AIM:
Reproduce the portion of the passage below about calls from insurance adjusters, starting with "When you arrive" and going on through "You know better.".

SUPPLIED PASSAGE:
**********

When you arrive home, you check your voicemail. Among the well wishes and messages from concerned friends and family, you find a message from the other driver’s insurance company. They want to talk about the accident. You dial the number. This is the number 1 mistake claimants make that may destroy or diminish their claims value You are under no obligation to speak with the other driver’s insurance adjustor. Of course, you already know this.
You understand that insurance companies are for profit corporations who will attempt to deny or diminish any claim against them. They will protect their bottom line at all cost, and the way they accomplish that is by finding a reason to deny your claim, no matter how valid or at the very least diminish the value of your claim. Don’t return the call. You know better.
However, almost as soon as you finish checking your voicemail and returning a few calls, the phone rings. The insurance adjuster is on the line and he would like to talk. What do you do now? It’s easy to not return a call, but it is much harder to hand up on someone. You don’t want to be rude. Be assertive Insurance adjusters are well trained in the art of leading people into potentially dangerous statements. You have already given your statement to the police. That is all they need to proceed with the claims process. Any other information you give them could potentially tank your case.

**********

LISTED RECORDS:
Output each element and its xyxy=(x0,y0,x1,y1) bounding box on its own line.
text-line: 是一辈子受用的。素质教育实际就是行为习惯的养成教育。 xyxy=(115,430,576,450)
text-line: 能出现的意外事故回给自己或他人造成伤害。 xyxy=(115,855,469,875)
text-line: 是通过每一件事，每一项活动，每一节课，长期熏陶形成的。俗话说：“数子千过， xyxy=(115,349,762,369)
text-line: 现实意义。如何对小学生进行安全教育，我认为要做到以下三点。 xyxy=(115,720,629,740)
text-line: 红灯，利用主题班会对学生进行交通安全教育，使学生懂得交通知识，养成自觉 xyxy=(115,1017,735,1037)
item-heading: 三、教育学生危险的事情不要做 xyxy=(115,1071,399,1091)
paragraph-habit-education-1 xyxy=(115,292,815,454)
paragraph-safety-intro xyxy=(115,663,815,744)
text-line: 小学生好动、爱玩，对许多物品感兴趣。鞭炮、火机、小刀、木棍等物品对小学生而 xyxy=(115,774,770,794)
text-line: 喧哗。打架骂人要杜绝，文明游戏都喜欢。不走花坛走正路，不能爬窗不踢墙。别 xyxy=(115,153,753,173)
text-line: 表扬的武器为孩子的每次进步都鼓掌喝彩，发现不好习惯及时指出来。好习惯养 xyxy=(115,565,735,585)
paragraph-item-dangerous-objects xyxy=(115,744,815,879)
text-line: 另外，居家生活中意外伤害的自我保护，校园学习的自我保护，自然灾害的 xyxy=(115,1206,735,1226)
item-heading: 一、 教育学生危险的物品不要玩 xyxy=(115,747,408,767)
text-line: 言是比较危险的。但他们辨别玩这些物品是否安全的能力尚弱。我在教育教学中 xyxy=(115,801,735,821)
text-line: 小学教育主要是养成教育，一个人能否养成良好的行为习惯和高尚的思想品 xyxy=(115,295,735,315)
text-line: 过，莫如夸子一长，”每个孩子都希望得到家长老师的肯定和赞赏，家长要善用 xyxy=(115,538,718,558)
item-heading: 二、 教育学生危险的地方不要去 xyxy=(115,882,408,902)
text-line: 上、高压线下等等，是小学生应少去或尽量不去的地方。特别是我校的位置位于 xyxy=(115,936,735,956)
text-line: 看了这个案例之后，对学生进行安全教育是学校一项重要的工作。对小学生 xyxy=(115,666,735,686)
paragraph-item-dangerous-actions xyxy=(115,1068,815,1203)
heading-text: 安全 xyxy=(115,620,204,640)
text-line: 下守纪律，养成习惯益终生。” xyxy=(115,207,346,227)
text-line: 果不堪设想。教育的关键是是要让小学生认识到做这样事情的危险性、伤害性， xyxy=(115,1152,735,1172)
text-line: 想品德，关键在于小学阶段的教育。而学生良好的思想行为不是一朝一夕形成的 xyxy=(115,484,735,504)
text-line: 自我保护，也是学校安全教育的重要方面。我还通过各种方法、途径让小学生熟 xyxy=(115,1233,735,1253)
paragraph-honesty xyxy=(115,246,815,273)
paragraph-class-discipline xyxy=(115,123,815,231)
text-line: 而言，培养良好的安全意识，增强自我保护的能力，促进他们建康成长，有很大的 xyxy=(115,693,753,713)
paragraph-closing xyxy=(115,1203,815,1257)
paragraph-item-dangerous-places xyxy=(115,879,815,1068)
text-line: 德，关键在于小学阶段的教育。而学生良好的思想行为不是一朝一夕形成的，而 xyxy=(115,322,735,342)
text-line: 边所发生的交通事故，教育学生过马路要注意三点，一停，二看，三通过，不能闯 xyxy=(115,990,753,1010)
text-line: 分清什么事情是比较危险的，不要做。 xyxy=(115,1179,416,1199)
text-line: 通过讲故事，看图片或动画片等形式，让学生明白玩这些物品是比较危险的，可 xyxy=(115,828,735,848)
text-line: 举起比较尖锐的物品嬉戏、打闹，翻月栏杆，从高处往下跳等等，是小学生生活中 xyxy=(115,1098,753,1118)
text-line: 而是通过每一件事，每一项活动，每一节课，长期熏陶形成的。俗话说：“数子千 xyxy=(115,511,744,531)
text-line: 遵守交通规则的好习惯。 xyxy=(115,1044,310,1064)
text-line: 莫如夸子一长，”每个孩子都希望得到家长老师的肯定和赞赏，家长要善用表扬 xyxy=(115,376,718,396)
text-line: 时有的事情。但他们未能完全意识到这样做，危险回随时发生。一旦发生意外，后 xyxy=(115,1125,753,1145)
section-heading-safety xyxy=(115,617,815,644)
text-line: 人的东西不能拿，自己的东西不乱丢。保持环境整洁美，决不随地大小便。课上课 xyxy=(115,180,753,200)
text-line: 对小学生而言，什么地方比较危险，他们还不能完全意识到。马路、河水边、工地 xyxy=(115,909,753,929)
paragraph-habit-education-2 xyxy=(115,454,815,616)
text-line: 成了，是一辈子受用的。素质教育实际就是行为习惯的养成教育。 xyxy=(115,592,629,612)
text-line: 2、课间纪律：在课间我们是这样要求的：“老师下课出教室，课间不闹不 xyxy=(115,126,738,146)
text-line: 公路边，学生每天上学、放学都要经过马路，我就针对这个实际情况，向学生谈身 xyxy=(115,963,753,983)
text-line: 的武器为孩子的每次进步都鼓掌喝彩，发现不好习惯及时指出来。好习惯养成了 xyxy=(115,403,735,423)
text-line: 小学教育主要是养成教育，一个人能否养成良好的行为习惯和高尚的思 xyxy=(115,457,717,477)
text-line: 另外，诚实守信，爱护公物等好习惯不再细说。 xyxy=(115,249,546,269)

**********

RESPONSE TO THIS TASK:
When you arrive home, you check your voicemail. Among the well wishes and messages from concerned friends and family, you find a message from the other driver’s insurance company. They want to talk about the accident. You dial the number. This is the number 1 mistake claimants make that may destroy or diminish their claims value You are under no obligation to speak with the other driver’s insurance adjustor. Of course, you already know this.
You understand that insurance companies are for profit corporations who will attempt to deny or diminish any claim against them. They will protect their bottom line at all cost, and the way they accomplish that is by finding a reason to deny your claim, no matter how valid or at the very least diminish the value of your claim. Don’t return the call. You know better.